**GIVEN TASK:** Copy out word for word the part of the material that begins with the line containing "Localize each UI" and ends with the line containing "window-title: TubeData <box>25 7 117 29</box>", including both of those lines.

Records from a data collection
*-*-*

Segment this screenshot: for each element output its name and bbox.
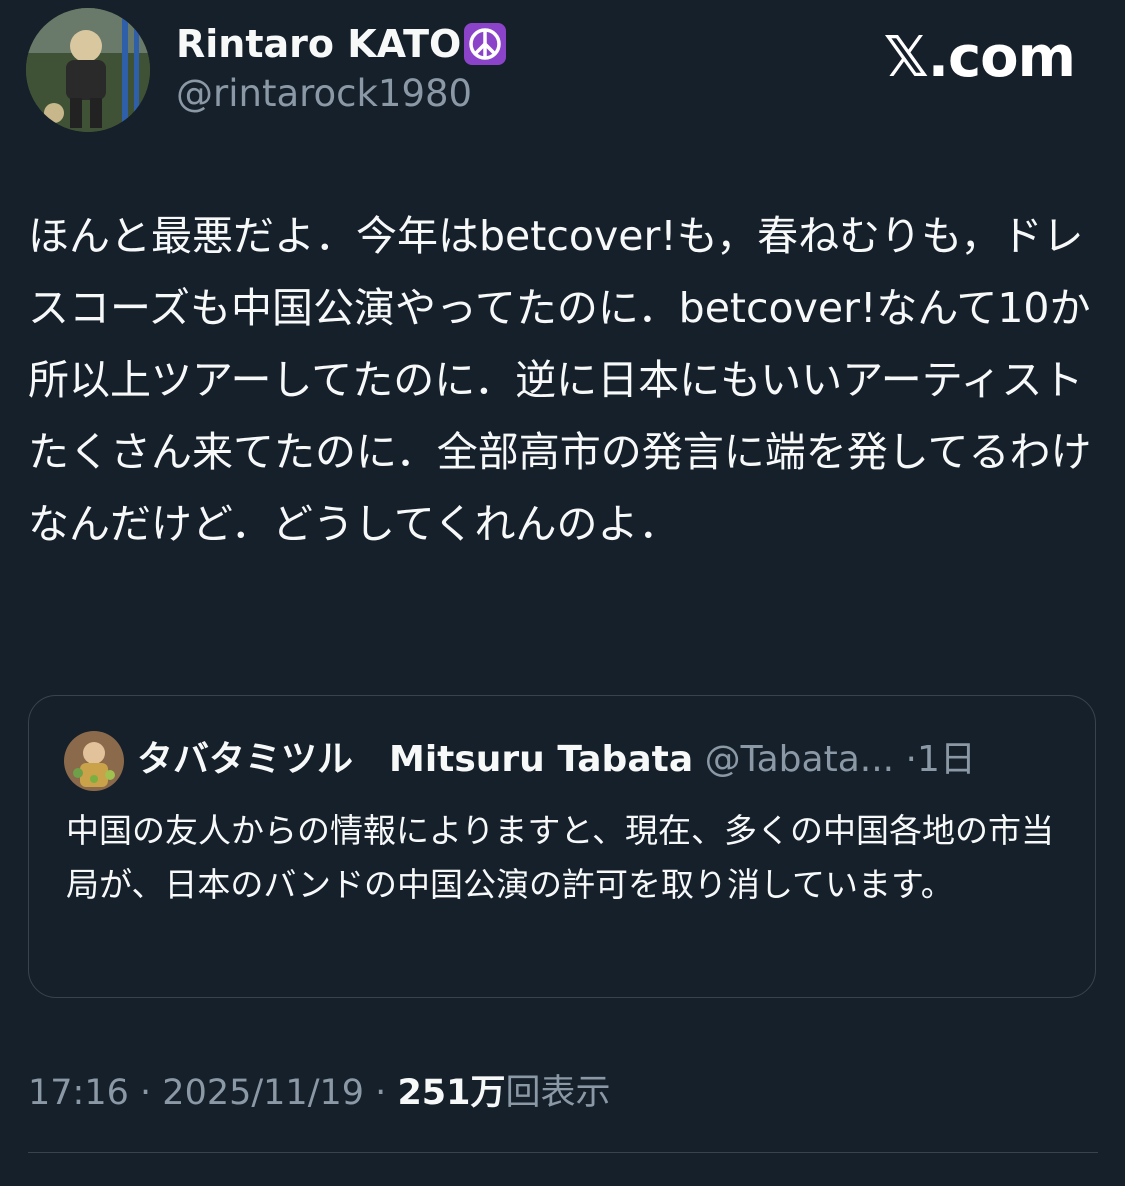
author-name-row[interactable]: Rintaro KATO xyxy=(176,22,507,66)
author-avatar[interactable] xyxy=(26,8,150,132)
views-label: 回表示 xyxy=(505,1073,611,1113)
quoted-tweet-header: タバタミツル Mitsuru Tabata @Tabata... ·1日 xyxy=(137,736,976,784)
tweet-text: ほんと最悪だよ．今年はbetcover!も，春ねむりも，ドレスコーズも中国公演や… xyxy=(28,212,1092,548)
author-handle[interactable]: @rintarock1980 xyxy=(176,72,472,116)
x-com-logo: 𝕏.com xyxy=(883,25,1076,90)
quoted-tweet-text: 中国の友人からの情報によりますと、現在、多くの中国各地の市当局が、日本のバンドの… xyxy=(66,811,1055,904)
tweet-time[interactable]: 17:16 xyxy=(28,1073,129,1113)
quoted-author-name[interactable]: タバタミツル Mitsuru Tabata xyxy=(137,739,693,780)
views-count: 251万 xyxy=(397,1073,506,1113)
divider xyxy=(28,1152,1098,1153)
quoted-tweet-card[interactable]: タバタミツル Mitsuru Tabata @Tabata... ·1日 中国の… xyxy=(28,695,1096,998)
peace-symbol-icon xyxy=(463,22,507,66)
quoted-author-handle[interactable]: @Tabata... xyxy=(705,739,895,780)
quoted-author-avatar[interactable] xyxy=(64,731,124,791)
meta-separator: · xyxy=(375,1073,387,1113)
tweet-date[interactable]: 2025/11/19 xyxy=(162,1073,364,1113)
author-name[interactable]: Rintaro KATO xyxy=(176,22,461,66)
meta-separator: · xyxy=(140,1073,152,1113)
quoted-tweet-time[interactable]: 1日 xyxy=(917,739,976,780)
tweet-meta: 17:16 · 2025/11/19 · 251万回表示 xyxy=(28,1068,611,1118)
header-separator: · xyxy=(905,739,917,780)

*-*-*

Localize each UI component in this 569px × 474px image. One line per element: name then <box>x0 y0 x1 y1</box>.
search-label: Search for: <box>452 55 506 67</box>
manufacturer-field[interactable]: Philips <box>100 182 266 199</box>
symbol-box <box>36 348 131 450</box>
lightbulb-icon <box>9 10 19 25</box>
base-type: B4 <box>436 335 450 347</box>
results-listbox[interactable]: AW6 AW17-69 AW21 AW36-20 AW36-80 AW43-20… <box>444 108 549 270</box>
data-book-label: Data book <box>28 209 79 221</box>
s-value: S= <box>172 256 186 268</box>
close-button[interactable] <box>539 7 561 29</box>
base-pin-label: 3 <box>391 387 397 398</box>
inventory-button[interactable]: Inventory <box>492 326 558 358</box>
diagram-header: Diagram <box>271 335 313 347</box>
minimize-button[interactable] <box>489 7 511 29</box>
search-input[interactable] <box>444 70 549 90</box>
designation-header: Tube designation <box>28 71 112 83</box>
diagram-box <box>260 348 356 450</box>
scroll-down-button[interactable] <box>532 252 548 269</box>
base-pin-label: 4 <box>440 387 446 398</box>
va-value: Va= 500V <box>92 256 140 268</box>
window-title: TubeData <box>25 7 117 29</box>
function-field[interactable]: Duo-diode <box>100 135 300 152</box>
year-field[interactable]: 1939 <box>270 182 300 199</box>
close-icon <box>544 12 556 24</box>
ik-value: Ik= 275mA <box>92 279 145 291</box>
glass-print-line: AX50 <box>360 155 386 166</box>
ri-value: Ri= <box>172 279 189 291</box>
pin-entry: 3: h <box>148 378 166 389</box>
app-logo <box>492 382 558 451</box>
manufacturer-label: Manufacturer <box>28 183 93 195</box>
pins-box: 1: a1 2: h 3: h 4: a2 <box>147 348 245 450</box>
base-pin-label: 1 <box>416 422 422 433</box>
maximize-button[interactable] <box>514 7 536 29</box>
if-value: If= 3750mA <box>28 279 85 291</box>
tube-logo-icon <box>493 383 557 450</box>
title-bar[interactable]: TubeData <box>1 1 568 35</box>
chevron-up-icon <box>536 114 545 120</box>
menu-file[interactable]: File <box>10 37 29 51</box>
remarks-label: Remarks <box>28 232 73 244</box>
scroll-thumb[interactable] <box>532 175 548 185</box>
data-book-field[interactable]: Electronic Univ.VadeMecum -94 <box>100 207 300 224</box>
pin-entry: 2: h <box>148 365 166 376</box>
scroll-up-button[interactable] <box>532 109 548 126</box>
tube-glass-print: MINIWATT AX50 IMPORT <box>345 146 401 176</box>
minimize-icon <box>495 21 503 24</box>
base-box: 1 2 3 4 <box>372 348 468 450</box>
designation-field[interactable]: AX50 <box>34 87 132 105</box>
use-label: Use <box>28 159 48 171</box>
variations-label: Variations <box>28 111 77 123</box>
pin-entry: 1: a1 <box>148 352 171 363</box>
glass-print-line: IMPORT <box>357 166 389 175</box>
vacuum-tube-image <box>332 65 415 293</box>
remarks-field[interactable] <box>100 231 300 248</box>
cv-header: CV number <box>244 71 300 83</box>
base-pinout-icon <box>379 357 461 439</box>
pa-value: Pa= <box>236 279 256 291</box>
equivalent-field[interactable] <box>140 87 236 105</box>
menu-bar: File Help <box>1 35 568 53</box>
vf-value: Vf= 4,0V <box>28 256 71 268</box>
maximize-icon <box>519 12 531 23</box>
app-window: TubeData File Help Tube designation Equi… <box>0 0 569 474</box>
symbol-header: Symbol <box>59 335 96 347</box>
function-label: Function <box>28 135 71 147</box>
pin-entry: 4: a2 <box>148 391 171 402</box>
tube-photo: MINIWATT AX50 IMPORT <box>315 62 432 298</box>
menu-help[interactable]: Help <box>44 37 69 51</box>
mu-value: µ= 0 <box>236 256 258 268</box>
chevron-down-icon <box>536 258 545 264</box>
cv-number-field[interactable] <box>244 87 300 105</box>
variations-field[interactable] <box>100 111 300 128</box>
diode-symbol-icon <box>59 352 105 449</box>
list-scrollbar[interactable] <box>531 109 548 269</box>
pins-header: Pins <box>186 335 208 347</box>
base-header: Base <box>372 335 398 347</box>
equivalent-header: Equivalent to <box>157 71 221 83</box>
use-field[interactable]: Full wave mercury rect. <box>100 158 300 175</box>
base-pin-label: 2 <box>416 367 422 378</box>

*-*-*

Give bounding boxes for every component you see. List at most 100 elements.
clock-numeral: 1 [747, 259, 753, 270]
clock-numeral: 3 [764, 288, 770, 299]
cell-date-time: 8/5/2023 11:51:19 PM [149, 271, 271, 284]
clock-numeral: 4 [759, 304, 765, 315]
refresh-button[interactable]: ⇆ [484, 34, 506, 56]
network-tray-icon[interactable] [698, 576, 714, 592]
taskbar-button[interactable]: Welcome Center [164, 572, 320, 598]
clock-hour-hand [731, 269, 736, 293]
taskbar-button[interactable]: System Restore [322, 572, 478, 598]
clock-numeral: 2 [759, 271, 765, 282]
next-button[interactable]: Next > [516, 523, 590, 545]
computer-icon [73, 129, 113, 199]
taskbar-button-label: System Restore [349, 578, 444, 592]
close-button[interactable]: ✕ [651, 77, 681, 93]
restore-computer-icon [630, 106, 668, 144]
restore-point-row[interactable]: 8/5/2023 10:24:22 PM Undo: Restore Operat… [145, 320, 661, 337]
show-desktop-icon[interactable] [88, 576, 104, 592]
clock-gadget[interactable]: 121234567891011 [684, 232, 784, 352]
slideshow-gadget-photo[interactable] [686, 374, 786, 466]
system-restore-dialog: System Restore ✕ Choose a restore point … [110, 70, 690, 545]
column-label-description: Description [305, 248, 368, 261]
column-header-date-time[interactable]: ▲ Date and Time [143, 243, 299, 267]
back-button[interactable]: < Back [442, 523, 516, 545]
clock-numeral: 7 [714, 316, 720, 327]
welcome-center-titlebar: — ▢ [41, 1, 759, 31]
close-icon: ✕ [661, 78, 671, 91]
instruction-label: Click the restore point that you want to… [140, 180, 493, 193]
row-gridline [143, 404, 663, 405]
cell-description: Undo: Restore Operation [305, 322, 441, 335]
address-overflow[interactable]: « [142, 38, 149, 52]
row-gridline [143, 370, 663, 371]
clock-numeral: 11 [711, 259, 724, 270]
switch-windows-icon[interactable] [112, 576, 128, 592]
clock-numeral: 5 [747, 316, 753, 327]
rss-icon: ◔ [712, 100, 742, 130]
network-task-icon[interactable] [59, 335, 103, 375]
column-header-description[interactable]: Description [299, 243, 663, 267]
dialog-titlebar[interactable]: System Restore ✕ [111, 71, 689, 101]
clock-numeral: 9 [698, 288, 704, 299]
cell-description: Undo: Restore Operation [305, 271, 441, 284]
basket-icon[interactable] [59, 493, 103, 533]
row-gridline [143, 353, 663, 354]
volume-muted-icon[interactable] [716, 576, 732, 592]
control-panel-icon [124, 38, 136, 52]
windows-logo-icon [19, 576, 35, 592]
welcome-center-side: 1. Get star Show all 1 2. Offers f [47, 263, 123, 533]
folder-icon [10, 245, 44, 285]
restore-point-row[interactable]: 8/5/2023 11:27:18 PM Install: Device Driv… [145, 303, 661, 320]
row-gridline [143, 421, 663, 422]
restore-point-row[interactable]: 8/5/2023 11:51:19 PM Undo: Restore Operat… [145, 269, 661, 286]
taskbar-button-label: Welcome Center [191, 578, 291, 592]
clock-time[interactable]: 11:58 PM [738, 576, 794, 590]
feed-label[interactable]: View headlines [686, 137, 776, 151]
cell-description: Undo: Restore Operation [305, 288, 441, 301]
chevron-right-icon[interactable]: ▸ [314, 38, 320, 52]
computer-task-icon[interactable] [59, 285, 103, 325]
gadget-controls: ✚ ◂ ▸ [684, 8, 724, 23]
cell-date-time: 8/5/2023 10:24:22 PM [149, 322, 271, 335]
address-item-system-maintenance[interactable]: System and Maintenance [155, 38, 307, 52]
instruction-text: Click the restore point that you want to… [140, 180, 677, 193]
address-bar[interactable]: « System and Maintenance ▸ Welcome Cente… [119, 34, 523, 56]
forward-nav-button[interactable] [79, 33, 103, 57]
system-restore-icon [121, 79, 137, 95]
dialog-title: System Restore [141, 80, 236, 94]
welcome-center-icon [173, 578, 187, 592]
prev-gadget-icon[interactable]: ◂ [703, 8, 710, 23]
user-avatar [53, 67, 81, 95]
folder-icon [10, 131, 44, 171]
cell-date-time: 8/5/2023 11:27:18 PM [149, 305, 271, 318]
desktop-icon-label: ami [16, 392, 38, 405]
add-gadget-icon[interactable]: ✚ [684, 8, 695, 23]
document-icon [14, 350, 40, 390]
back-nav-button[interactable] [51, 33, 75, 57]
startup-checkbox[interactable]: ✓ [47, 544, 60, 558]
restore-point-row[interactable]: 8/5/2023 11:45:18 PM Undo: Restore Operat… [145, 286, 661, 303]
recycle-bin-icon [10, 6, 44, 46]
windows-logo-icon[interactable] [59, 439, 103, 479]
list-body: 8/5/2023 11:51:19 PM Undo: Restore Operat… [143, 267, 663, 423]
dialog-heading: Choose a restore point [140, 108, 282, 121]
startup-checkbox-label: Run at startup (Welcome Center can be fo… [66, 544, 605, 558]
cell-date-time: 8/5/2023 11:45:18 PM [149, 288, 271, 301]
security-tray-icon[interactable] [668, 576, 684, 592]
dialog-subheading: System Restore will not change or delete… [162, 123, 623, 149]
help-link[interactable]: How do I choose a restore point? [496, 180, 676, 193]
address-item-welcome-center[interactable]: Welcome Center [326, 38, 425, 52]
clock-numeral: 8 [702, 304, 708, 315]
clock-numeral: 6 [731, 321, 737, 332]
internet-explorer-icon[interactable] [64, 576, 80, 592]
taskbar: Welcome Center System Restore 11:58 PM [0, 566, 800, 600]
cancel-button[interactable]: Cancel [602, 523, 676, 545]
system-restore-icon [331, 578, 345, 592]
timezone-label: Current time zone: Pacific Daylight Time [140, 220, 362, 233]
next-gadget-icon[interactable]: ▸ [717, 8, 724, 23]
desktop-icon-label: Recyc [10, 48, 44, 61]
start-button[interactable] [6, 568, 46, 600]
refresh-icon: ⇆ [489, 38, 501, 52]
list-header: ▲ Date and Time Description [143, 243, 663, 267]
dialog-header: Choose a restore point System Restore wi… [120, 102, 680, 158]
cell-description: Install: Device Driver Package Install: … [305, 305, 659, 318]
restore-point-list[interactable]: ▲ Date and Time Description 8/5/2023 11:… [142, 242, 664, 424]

*-*-*

**ANSWER TO THIS PROBLEM:**
Localize each UI component in this 569px × 474px image. One line per element: name then <box>x0 y0 x1 y1</box>.
search-label: Search for: <box>452 55 506 67</box>
manufacturer-field[interactable]: Philips <box>100 182 266 199</box>
symbol-box <box>36 348 131 450</box>
lightbulb-icon <box>9 10 19 25</box>
base-type: B4 <box>436 335 450 347</box>
results-listbox[interactable]: AW6 AW17-69 AW21 AW36-20 AW36-80 AW43-20… <box>444 108 549 270</box>
data-book-label: Data book <box>28 209 79 221</box>
s-value: S= <box>172 256 186 268</box>
close-button[interactable] <box>539 7 561 29</box>
base-pin-label: 3 <box>391 387 397 398</box>
inventory-button[interactable]: Inventory <box>492 326 558 358</box>
diagram-header: Diagram <box>271 335 313 347</box>
minimize-button[interactable] <box>489 7 511 29</box>
search-input[interactable] <box>444 70 549 90</box>
designation-header: Tube designation <box>28 71 112 83</box>
diagram-box <box>260 348 356 450</box>
scroll-down-button[interactable] <box>532 252 548 269</box>
base-pin-label: 4 <box>440 387 446 398</box>
va-value: Va= 500V <box>92 256 140 268</box>
window-title: TubeData <box>25 7 117 29</box>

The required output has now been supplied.